Task details: Wherever a line holds the word "kommer", copy that line from the data.

[[ Data provided, beginning ]]

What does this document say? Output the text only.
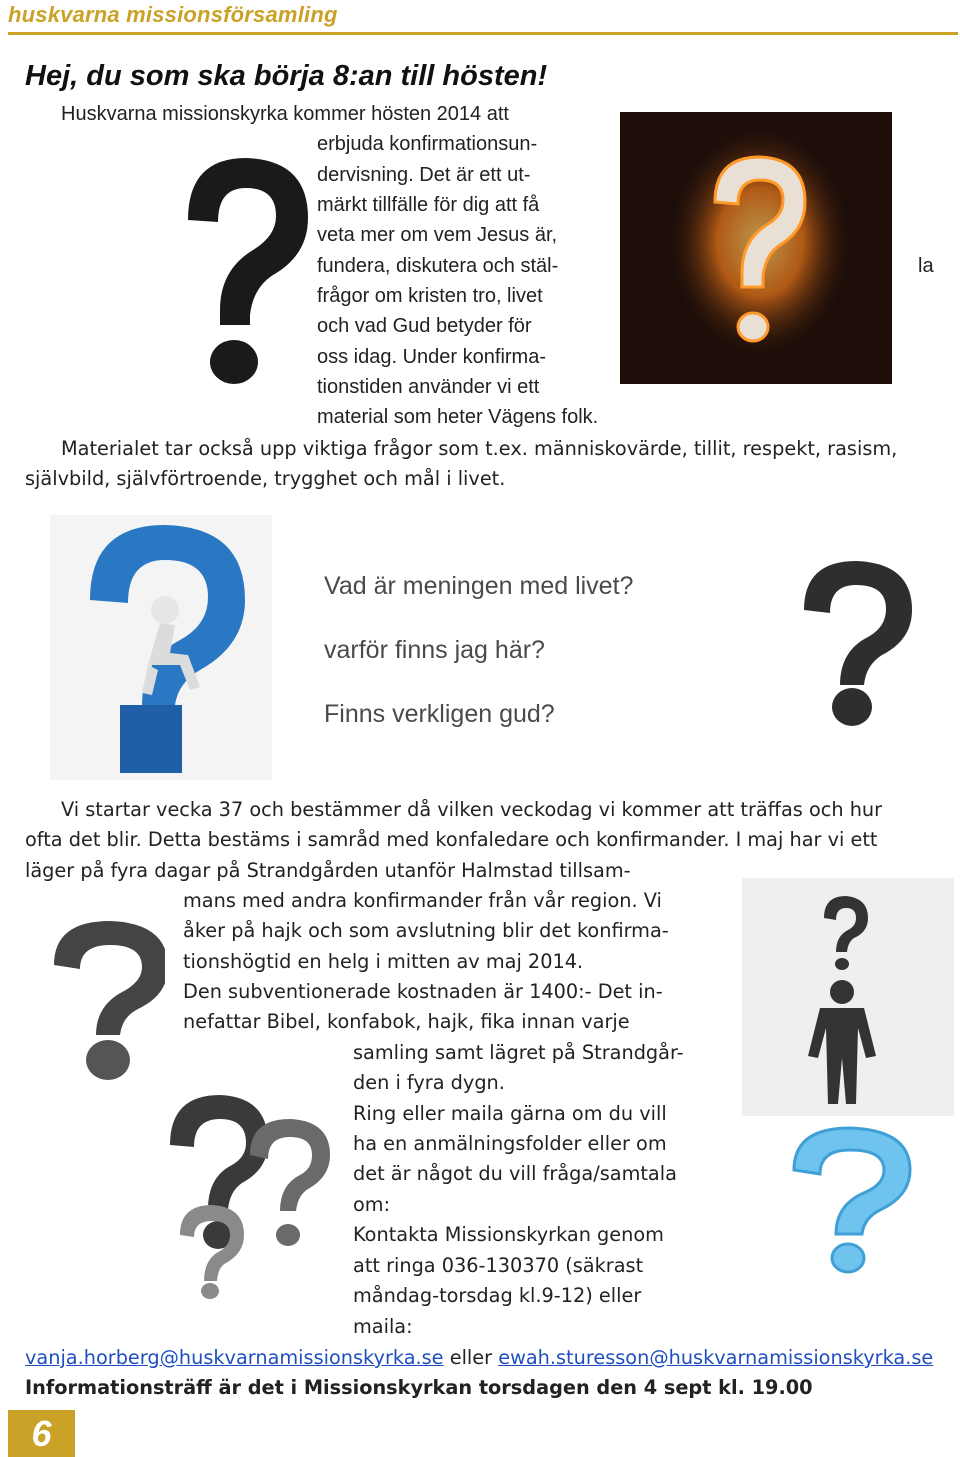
huskvarna missionsförsamling
Hej, du som ska börja 8:an till hösten!
Huskvarna missionskyrka kommer hösten 2014 att
erbjuda konfirmationsun-
dervisning. Det är ett ut-
märkt tillfälle för dig att få
veta mer om vem Jesus är,
fundera, diskutera och stäl-	la
frågor om kristen tro, livet
och vad Gud betyder för
oss idag. Under konfirma-
tionstiden använder vi ett
material som heter Vägens folk.
Materialet tar också upp viktiga frågor som t.ex. människovärde, tillit, respekt, rasism,
självbild, självförtroende, trygghet och mål i livet.
Vad är meningen med livet?
varför finns jag här?
Finns verkligen gud?
Vi startar vecka 37 och bestämmer då vilken veckodag vi kommer att träffas och hur
ofta det blir. Detta bestäms i samråd med konfaledare och konfirmander. I maj har vi ett
läger på fyra dagar på Strandgården utanför Halmstad tillsam-
mans med andra konfirmander från vår region. Vi
åker på hajk och som avslutning blir det konfirma-
tionshögtid en helg i mitten av maj 2014.
Den subventionerade kostnaden är 1400:- Det in-
nefattar Bibel, konfabok, hajk, fika innan varje
samling samt lägret på Strandgår-
den i fyra dygn.
Ring eller maila gärna om du vill
ha en anmälningsfolder eller om
det är något du vill fråga/samtala
om:
Kontakta Missionskyrkan genom
att ringa 036-130370 (säkrast
måndag-torsdag kl.9-12) eller
maila:
vanja.horberg@huskvarnamissionskyrka.se eller ewah.sturesson@huskvarnamissionskyrka.se
Informationsträff är det i Missionskyrkan torsdagen den 4 sept kl. 19.00
6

[[ Data provided, end ]]

Exercise output:
Huskvarna missionskyrka kommer hösten 2014 att
Vi startar vecka 37 och bestämmer då vilken veckodag vi kommer att träffas och hur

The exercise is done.